■ **Material provided**:
——————

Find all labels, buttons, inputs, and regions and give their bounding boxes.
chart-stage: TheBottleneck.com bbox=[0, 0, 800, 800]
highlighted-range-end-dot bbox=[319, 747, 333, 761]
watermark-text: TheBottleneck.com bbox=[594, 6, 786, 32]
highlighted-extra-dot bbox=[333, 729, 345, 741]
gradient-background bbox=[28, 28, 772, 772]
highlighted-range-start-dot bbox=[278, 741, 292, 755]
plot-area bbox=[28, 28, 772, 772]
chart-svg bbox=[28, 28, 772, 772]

——————

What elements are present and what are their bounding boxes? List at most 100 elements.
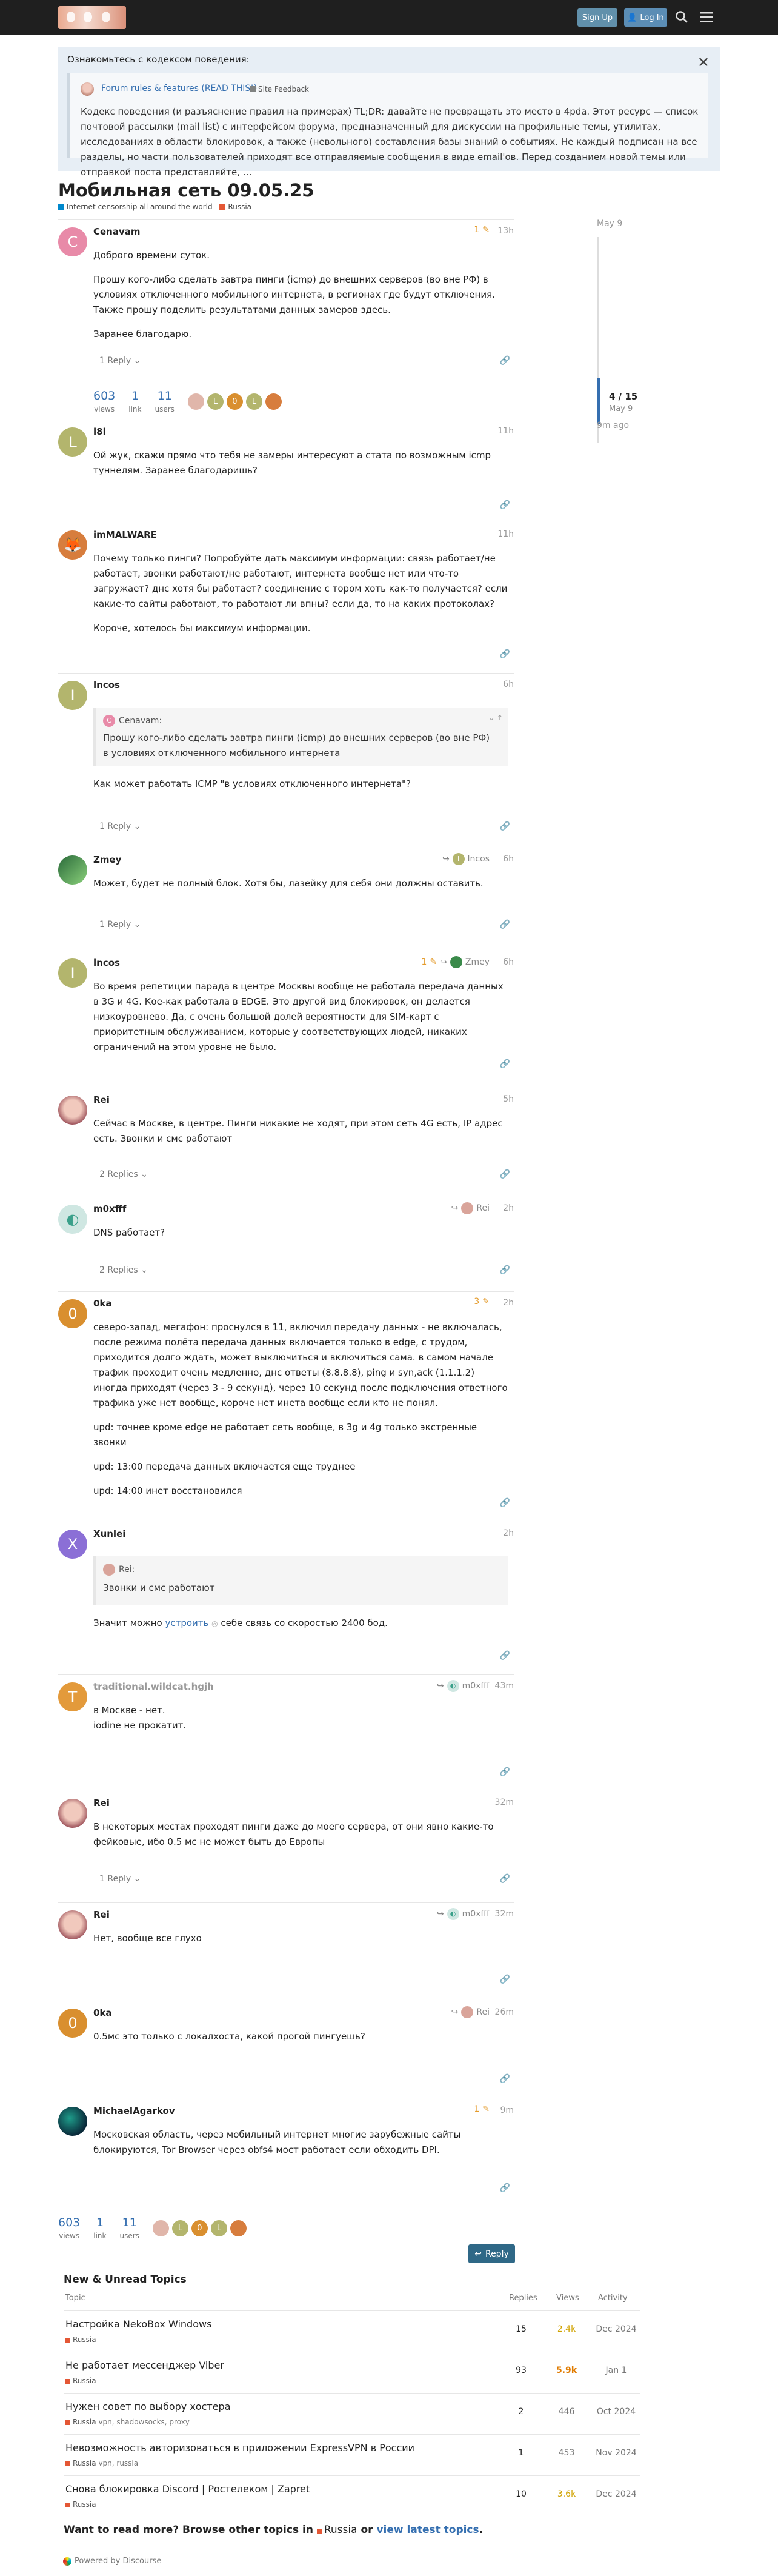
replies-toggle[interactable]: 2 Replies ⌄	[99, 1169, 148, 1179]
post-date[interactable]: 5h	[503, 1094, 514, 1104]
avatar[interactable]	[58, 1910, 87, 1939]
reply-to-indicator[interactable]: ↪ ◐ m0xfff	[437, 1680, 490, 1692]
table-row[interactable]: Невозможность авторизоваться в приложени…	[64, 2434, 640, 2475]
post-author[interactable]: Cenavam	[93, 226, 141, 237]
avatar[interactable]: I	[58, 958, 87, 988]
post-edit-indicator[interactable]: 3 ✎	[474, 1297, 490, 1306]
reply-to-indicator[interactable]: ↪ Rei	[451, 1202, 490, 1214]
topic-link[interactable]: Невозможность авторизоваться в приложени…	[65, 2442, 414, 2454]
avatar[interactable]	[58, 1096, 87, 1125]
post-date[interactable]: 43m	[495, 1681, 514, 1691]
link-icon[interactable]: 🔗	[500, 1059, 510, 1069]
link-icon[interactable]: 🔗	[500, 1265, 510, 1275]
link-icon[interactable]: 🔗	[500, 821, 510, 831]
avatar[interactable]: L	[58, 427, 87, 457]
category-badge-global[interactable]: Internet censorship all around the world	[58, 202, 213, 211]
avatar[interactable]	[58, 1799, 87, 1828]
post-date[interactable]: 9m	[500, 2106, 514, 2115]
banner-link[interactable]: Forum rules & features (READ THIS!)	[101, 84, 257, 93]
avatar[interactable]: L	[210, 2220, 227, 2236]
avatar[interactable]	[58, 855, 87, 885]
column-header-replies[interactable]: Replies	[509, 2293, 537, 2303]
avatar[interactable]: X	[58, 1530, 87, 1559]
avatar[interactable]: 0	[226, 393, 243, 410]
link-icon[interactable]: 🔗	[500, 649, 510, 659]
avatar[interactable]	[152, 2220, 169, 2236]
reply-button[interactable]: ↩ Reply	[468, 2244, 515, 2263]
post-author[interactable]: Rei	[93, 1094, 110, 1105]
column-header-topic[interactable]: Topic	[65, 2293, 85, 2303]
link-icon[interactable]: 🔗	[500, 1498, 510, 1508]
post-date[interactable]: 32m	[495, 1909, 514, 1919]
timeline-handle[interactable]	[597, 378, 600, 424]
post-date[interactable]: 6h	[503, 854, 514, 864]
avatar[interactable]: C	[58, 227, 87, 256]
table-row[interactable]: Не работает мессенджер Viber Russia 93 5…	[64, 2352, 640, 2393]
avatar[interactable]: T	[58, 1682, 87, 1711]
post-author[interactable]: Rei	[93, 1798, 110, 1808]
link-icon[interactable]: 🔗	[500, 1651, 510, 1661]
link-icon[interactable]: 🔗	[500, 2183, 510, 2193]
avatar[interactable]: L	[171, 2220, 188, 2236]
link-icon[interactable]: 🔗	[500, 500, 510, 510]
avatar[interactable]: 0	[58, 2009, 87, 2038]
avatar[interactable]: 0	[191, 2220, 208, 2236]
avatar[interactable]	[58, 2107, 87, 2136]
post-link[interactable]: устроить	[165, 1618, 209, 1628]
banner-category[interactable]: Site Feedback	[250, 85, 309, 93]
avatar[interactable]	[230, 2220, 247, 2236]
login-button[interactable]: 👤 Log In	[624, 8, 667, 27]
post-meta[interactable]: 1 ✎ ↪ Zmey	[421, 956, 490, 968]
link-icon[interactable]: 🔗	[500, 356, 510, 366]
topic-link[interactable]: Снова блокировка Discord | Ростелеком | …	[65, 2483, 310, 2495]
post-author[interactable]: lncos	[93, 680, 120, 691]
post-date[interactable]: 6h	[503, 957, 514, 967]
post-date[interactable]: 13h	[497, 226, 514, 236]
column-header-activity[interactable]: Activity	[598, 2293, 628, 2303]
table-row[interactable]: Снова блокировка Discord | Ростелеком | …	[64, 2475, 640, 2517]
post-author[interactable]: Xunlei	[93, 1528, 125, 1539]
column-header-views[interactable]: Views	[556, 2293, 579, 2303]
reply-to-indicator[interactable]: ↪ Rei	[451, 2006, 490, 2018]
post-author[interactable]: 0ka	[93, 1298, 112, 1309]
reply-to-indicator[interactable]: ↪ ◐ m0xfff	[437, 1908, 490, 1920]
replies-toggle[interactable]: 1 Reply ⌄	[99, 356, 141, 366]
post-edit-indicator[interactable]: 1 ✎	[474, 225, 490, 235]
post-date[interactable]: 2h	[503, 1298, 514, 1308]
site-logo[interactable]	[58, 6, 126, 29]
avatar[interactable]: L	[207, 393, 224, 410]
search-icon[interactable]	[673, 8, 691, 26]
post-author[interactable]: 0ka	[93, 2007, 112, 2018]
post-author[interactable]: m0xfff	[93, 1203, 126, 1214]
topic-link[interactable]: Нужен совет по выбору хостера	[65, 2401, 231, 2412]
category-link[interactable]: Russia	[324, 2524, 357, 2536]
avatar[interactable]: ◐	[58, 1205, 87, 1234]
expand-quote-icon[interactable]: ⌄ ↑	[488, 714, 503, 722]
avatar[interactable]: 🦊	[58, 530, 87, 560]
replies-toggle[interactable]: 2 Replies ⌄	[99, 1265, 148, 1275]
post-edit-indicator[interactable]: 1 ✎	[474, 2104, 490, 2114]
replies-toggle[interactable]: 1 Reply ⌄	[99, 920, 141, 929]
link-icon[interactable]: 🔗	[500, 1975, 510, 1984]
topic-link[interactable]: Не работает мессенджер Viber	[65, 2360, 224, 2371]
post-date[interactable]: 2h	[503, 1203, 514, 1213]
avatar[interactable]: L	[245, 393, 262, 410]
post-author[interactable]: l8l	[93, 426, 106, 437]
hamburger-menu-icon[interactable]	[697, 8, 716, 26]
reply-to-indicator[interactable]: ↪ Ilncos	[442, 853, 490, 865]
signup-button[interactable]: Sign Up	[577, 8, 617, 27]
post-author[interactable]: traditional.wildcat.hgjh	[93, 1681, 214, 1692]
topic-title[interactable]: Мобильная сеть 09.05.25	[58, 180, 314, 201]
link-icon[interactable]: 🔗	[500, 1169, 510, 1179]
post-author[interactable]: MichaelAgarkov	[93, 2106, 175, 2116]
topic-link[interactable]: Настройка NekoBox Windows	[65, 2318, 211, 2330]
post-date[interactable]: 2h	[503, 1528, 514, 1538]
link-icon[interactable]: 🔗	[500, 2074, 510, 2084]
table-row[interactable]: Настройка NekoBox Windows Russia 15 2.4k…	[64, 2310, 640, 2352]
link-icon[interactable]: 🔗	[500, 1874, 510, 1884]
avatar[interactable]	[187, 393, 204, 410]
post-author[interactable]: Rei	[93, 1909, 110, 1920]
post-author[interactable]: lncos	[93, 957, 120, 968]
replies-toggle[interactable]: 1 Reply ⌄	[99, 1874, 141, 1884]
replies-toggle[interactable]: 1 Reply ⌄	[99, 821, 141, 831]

——————

■ **What is expected**: Rewrite the lines above as a numbered list, starting at the line that contains "What elements are" and ending at the line that contains "1094, 110, 1105]". Skip blank lines and leave out the pictures.

■ **Solution below**:
1. What elements are present and what are their bounding boxes? List at most 100 elements.
2. replies-toggle[interactable]: 2 Replies ⌄	[99, 1169, 148, 1179]
3. post-date[interactable]: 5h	[503, 1094, 514, 1104]
4. avatar[interactable]	[58, 1910, 87, 1939]
5. reply-to-indicator[interactable]: ↪ ◐ m0xfff	[437, 1680, 490, 1692]
6. table-row[interactable]: Невозможность авторизоваться в приложени…	[64, 2434, 640, 2475]
7. post-author[interactable]: Cenavam	[93, 226, 141, 237]
8. avatar[interactable]: I	[58, 958, 87, 988]
9. post-edit-indicator[interactable]: 3 ✎	[474, 1297, 490, 1306]
10. reply-to-indicator[interactable]: ↪ Rei	[451, 1202, 490, 1214]
11. topic-link[interactable]: Невозможность авторизоваться в приложени…	[65, 2442, 414, 2454]
12. avatar[interactable]	[58, 1096, 87, 1125]
13. post-date[interactable]: 43m	[495, 1681, 514, 1691]
14. link-icon[interactable]: 🔗	[500, 1059, 510, 1069]
15. link-icon[interactable]: 🔗	[500, 1265, 510, 1275]
16. link-icon[interactable]: 🔗	[500, 821, 510, 831]
17. avatar[interactable]: L	[58, 427, 87, 457]
18. category-badge-global[interactable]: Internet censorship all around the world	[58, 202, 213, 211]
19. avatar[interactable]	[58, 1799, 87, 1828]
20. post-date[interactable]: 9m	[500, 2106, 514, 2115]
21. banner-link[interactable]: Forum rules & features (READ THIS!)	[101, 84, 257, 93]
22. avatar[interactable]: L	[210, 2220, 227, 2236]
23. avatar[interactable]	[58, 855, 87, 885]
24. column-header-replies[interactable]: Replies	[509, 2293, 537, 2303]
25. avatar[interactable]: X	[58, 1530, 87, 1559]
26. avatar[interactable]: 0	[226, 393, 243, 410]
27. link-icon[interactable]: 🔗	[500, 649, 510, 659]
28. avatar[interactable]	[152, 2220, 169, 2236]
29. reply-button[interactable]: ↩ Reply	[468, 2244, 515, 2263]
30. post-author[interactable]: Rei	[93, 1094, 110, 1105]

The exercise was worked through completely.